→ Work instructions: Write out the data below in full. Keep it exact.
··· Provided data
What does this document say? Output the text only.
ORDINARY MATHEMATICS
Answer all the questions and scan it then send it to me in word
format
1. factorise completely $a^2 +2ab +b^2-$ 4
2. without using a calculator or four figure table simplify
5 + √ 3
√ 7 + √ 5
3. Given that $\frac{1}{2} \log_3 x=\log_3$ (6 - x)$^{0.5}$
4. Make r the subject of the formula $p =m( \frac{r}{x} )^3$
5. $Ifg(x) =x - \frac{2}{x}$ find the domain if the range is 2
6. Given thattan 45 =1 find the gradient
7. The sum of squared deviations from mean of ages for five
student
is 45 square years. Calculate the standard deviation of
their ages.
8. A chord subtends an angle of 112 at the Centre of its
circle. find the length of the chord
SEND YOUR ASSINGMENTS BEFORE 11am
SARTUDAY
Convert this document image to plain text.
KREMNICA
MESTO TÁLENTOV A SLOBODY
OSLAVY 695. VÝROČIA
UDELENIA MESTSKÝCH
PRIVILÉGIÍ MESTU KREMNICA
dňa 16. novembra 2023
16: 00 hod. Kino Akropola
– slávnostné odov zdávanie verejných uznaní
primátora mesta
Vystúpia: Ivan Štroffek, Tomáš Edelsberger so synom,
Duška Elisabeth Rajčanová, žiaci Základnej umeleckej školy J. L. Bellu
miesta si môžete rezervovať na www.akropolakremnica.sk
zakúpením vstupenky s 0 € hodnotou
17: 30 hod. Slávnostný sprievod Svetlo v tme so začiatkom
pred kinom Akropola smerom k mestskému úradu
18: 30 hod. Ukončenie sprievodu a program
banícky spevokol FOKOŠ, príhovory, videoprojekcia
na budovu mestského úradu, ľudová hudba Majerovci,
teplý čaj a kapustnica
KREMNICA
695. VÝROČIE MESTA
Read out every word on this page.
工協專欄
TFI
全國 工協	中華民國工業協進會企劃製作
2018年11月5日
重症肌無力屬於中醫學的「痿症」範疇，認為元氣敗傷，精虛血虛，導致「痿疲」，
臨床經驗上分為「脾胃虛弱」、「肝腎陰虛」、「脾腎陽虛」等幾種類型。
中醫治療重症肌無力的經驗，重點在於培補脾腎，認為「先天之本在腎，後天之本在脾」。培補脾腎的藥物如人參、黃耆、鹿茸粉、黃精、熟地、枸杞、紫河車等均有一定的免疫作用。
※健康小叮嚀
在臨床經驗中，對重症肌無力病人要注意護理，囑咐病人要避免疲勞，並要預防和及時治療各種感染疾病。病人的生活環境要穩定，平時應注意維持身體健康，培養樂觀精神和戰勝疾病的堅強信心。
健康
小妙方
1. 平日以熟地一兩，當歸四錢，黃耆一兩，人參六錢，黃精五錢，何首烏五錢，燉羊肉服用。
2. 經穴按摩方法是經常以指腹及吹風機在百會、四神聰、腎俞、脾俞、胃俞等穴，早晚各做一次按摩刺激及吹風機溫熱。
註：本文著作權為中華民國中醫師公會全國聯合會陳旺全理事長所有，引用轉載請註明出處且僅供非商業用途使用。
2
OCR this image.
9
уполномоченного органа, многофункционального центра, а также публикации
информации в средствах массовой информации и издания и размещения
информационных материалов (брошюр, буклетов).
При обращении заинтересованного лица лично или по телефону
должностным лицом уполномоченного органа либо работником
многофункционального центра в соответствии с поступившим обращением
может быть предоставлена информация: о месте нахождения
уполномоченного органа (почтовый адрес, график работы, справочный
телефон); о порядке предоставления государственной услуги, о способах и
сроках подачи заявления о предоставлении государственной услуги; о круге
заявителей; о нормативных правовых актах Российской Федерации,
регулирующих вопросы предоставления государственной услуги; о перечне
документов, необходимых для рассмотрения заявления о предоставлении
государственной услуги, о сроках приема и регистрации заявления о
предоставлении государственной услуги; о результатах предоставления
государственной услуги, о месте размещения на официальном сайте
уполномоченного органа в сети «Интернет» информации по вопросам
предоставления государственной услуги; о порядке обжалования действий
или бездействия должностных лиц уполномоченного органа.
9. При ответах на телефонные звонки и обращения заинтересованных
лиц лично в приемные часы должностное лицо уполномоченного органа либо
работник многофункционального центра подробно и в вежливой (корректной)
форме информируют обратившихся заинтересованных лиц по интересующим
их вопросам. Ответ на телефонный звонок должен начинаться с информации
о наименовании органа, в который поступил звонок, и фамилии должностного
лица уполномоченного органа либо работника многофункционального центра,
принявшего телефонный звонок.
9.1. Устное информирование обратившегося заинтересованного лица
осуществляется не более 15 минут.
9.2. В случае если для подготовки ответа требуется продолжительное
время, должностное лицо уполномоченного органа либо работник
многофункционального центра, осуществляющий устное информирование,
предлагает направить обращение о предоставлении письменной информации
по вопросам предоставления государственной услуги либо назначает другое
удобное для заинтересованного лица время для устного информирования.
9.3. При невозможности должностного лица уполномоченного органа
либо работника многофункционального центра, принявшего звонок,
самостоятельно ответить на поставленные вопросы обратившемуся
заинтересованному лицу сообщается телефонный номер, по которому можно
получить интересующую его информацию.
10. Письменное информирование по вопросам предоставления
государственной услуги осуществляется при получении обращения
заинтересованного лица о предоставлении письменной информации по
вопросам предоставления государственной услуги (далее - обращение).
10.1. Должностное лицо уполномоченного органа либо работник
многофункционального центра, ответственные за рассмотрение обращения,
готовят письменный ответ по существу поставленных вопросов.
······
→ Solution:
What does this document say? Output the text only.
ORDINARY MATHEMATICS
Answer all the questions and scan it then send it to me in word
format
1. factorise completely $a^2 +2ab +b^2-$ 4
2. without using a calculator or four figure table simplify
5 + √ 3
√ 7 + √ 5
3. Given that $\frac{1}{2} \log_3 x=\log_3$ (6 - x)$^{0.5}$
4. Make r the subject of the formula $p =m( \frac{r}{x} )^3$
5. $Ifg(x) =x - \frac{2}{x}$ find the domain if the range is 2
6. Given thattan 45 =1 find the gradient
7. The sum of squared deviations from mean of ages for five
student
is 45 square years. Calculate the standard deviation of
their ages.
8. A chord subtends an angle of 112 at the Centre of its
circle. find the length of the chord
SEND YOUR ASSINGMENTS BEFORE 11am
SARTUDAY
Convert this document image to plain text.
KREMNICA
MESTO TÁLENTOV A SLOBODY
OSLAVY 695. VÝROČIA
UDELENIA MESTSKÝCH
PRIVILÉGIÍ MESTU KREMNICA
dňa 16. novembra 2023
16: 00 hod. Kino Akropola
– slávnostné odov zdávanie verejných uznaní
primátora mesta
Vystúpia: Ivan Štroffek, Tomáš Edelsberger so synom,
Duška Elisabeth Rajčanová, žiaci Základnej umeleckej školy J. L. Bellu
miesta si môžete rezervovať na www.akropolakremnica.sk
zakúpením vstupenky s 0 € hodnotou
17: 30 hod. Slávnostný sprievod Svetlo v tme so začiatkom
pred kinom Akropola smerom k mestskému úradu
18: 30 hod. Ukončenie sprievodu a program
banícky spevokol FOKOŠ, príhovory, videoprojekcia
na budovu mestského úradu, ľudová hudba Majerovci,
teplý čaj a kapustnica
KREMNICA
695. VÝROČIE MESTA
Read out every word on this page.
工協專欄
TFI
全國 工協	中華民國工業協進會企劃製作
2018年11月5日
重症肌無力屬於中醫學的「痿症」範疇，認為元氣敗傷，精虛血虛，導致「痿疲」，
臨床經驗上分為「脾胃虛弱」、「肝腎陰虛」、「脾腎陽虛」等幾種類型。
中醫治療重症肌無力的經驗，重點在於培補脾腎，認為「先天之本在腎，後天之本在脾」。培補脾腎的藥物如人參、黃耆、鹿茸粉、黃精、熟地、枸杞、紫河車等均有一定的免疫作用。
※健康小叮嚀
在臨床經驗中，對重症肌無力病人要注意護理，囑咐病人要避免疲勞，並要預防和及時治療各種感染疾病。病人的生活環境要穩定，平時應注意維持身體健康，培養樂觀精神和戰勝疾病的堅強信心。
健康
小妙方
1. 平日以熟地一兩，當歸四錢，黃耆一兩，人參六錢，黃精五錢，何首烏五錢，燉羊肉服用。
2. 經穴按摩方法是經常以指腹及吹風機在百會、四神聰、腎俞、脾俞、胃俞等穴，早晚各做一次按摩刺激及吹風機溫熱。
註：本文著作權為中華民國中醫師公會全國聯合會陳旺全理事長所有，引用轉載請註明出處且僅供非商業用途使用。
2
OCR this image.
9
уполномоченного органа, многофункционального центра, а также публикации
информации в средствах массовой информации и издания и размещения
информационных материалов (брошюр, буклетов).
При обращении заинтересованного лица лично или по телефону
должностным лицом уполномоченного органа либо работником
многофункционального центра в соответствии с поступившим обращением
может быть предоставлена информация: о месте нахождения
уполномоченного органа (почтовый адрес, график работы, справочный
телефон); о порядке предоставления государственной услуги, о способах и
сроках подачи заявления о предоставлении государственной услуги; о круге
заявителей; о нормативных правовых актах Российской Федерации,
регулирующих вопросы предоставления государственной услуги; о перечне
документов, необходимых для рассмотрения заявления о предоставлении
государственной услуги, о сроках приема и регистрации заявления о
предоставлении государственной услуги; о результатах предоставления
государственной услуги, о месте размещения на официальном сайте
уполномоченного органа в сети «Интернет» информации по вопросам
предоставления государственной услуги; о порядке обжалования действий
или бездействия должностных лиц уполномоченного органа.
9. При ответах на телефонные звонки и обращения заинтересованных
лиц лично в приемные часы должностное лицо уполномоченного органа либо
работник многофункционального центра подробно и в вежливой (корректной)
форме информируют обратившихся заинтересованных лиц по интересующим
их вопросам. Ответ на телефонный звонок должен начинаться с информации
о наименовании органа, в который поступил звонок, и фамилии должностного
лица уполномоченного органа либо работника многофункционального центра,
принявшего телефонный звонок.
9.1. Устное информирование обратившегося заинтересованного лица
осуществляется не более 15 минут.
9.2. В случае если для подготовки ответа требуется продолжительное
время, должностное лицо уполномоченного органа либо работник
многофункционального центра, осуществляющий устное информирование,
предлагает направить обращение о предоставлении письменной информации
по вопросам предоставления государственной услуги либо назначает другое
удобное для заинтересованного лица время для устного информирования.
9.3. При невозможности должностного лица уполномоченного органа
либо работника многофункционального центра, принявшего звонок,
самостоятельно ответить на поставленные вопросы обратившемуся
заинтересованному лицу сообщается телефонный номер, по которому можно
получить интересующую его информацию.
10. Письменное информирование по вопросам предоставления
государственной услуги осуществляется при получении обращения
заинтересованного лица о предоставлении письменной информации по
вопросам предоставления государственной услуги (далее - обращение).
10.1. Должностное лицо уполномоченного органа либо работник
многофункционального центра, ответственные за рассмотрение обращения,
готовят письменный ответ по существу поставленных вопросов.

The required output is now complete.